-- start --

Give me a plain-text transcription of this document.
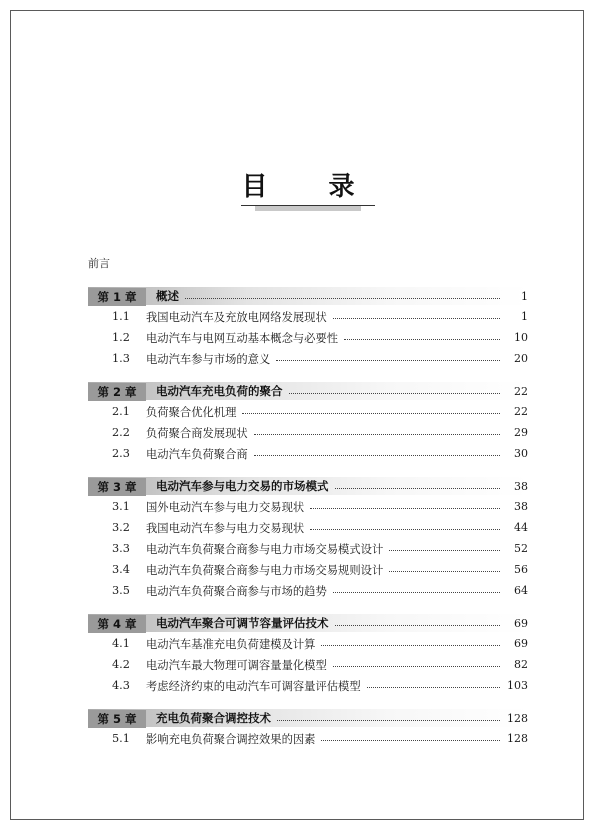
目 录
前言
第 1 章	概述	1
1.1	我国电动汽车及充放电网络发展现状	1
1.2	电动汽车与电网互动基本概念与必要性	10
1.3	电动汽车参与市场的意义	20
第 2 章	电动汽车充电负荷的聚合	22
2.1	负荷聚合优化机理	22
2.2	负荷聚合商发展现状	29
2.3	电动汽车负荷聚合商	30
第 3 章	电动汽车参与电力交易的市场模式	38
3.1	国外电动汽车参与电力交易现状	38
3.2	我国电动汽车参与电力交易现状	44
3.3	电动汽车负荷聚合商参与电力市场交易模式设计	52
3.4	电动汽车负荷聚合商参与电力市场交易规则设计	56
3.5	电动汽车负荷聚合商参与市场的趋势	64
第 4 章	电动汽车聚合可调节容量评估技术	69
4.1	电动汽车基准充电负荷建模及计算	69
4.2	电动汽车最大物理可调容量量化模型	82
4.3	考虑经济约束的电动汽车可调容量评估模型	103
第 5 章	充电负荷聚合调控技术	128
5.1	影响充电负荷聚合调控效果的因素	128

-- end --

WHAT THE EXERCISE ASKS - From start to finish, output the listing exactly, but omit its pictures.

WRITTEN RESPONSE -
Give me a plain-text transcription of this document.
目 录
前言
第 1 章	概述	1
1.1	我国电动汽车及充放电网络发展现状	1
1.2	电动汽车与电网互动基本概念与必要性	10
1.3	电动汽车参与市场的意义	20
第 2 章	电动汽车充电负荷的聚合	22
2.1	负荷聚合优化机理	22
2.2	负荷聚合商发展现状	29
2.3	电动汽车负荷聚合商	30
第 3 章	电动汽车参与电力交易的市场模式	38
3.1	国外电动汽车参与电力交易现状	38
3.2	我国电动汽车参与电力交易现状	44
3.3	电动汽车负荷聚合商参与电力市场交易模式设计	52
3.4	电动汽车负荷聚合商参与电力市场交易规则设计	56
3.5	电动汽车负荷聚合商参与市场的趋势	64
第 4 章	电动汽车聚合可调节容量评估技术	69
4.1	电动汽车基准充电负荷建模及计算	69
4.2	电动汽车最大物理可调容量量化模型	82
4.3	考虑经济约束的电动汽车可调容量评估模型	103
第 5 章	充电负荷聚合调控技术	128
5.1	影响充电负荷聚合调控效果的因素	128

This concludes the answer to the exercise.